[Stored items from a collection]

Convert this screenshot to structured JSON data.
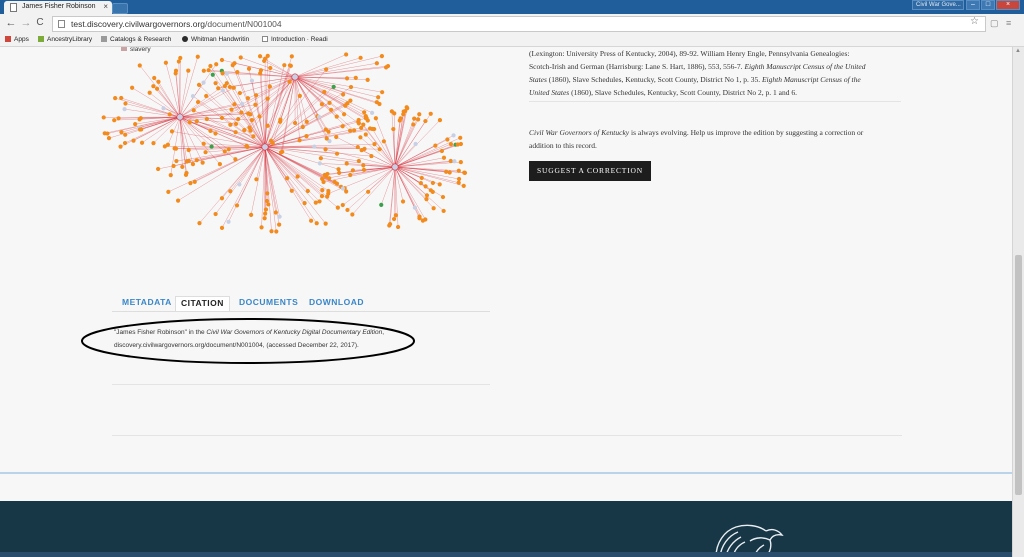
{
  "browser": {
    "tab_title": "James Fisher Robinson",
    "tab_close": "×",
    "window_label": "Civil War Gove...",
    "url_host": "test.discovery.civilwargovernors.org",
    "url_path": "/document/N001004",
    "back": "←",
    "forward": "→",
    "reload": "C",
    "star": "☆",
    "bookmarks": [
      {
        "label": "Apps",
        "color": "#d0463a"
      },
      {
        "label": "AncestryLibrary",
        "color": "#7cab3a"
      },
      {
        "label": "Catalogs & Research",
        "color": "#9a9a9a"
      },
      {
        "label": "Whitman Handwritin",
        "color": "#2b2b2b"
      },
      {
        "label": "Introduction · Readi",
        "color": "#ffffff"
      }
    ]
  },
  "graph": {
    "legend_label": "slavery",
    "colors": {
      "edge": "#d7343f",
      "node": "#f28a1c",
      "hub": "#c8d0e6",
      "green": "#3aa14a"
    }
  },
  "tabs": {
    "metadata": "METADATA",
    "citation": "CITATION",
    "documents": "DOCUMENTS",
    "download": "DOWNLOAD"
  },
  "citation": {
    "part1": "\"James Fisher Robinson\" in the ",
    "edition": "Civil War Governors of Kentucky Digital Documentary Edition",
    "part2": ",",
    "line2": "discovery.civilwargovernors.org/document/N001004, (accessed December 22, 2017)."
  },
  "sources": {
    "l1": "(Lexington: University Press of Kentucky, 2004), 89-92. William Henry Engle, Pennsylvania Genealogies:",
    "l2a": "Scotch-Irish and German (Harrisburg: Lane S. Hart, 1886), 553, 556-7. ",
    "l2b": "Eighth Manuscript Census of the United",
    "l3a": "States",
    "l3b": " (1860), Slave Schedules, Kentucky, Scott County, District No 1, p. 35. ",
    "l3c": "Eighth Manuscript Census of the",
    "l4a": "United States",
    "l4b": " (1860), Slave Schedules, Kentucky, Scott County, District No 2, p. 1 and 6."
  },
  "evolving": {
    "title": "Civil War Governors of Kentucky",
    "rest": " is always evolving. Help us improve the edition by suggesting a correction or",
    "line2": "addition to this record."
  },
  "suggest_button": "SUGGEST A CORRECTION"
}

--

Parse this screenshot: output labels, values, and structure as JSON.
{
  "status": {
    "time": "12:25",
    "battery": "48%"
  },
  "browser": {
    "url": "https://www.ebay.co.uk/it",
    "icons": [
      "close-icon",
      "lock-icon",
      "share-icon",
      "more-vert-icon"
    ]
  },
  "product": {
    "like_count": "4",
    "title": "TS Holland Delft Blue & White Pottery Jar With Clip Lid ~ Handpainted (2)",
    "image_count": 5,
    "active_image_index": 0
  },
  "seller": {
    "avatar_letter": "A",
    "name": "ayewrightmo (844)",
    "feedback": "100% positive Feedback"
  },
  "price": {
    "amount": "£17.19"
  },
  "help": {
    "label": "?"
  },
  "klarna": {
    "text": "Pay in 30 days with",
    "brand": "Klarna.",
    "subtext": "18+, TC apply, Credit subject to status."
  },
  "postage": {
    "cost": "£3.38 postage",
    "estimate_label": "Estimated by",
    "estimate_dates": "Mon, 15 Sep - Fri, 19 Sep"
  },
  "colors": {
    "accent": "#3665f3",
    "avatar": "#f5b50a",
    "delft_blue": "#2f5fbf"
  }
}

==

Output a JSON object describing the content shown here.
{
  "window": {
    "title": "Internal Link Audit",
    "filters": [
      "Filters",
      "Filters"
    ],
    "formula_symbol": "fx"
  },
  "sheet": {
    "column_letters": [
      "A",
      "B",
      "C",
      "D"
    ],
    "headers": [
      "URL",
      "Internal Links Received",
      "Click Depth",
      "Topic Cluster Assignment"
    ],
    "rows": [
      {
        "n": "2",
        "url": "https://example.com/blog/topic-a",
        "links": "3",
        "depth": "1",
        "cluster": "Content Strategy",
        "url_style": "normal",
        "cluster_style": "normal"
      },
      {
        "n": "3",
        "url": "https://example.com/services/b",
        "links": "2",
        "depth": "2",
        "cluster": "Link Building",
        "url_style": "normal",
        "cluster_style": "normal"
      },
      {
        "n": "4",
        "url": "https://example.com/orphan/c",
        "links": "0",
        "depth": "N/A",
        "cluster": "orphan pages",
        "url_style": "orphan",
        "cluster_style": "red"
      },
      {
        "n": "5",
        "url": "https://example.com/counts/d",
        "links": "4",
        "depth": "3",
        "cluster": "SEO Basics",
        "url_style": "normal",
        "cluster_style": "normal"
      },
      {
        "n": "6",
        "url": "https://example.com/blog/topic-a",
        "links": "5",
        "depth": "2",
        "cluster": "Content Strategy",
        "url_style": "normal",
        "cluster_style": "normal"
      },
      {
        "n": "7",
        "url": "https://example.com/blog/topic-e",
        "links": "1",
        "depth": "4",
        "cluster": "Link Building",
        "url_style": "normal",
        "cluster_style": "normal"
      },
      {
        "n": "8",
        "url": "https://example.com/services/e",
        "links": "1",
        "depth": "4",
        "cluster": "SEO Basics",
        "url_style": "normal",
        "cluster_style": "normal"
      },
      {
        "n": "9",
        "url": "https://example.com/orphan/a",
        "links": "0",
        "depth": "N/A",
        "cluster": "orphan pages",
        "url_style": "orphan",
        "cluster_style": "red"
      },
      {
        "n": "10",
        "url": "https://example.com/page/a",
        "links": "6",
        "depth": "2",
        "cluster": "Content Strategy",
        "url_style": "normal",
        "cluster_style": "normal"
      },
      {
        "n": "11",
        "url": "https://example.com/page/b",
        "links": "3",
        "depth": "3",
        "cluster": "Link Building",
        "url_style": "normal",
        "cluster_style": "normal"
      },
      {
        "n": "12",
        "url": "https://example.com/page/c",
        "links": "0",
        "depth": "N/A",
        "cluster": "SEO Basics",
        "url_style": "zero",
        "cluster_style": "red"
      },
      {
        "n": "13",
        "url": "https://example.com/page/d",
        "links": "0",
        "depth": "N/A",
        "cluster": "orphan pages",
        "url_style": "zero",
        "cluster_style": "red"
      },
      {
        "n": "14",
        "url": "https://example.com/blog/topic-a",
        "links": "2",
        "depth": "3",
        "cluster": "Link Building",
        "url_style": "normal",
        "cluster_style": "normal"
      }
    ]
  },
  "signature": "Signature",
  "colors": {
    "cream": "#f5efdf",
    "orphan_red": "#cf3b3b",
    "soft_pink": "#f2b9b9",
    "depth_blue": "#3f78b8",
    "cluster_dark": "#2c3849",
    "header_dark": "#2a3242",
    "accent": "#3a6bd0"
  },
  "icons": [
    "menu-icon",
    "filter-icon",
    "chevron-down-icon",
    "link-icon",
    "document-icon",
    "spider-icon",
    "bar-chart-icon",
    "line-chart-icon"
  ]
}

Goal of the exercise
Write down every line of the data above that includes the string "this".

Exercise result
Convert this screenshot to structured JSON data.
    "line2": "addition to this record."
Parse this screenshot: output labels, values, and structure as JSON.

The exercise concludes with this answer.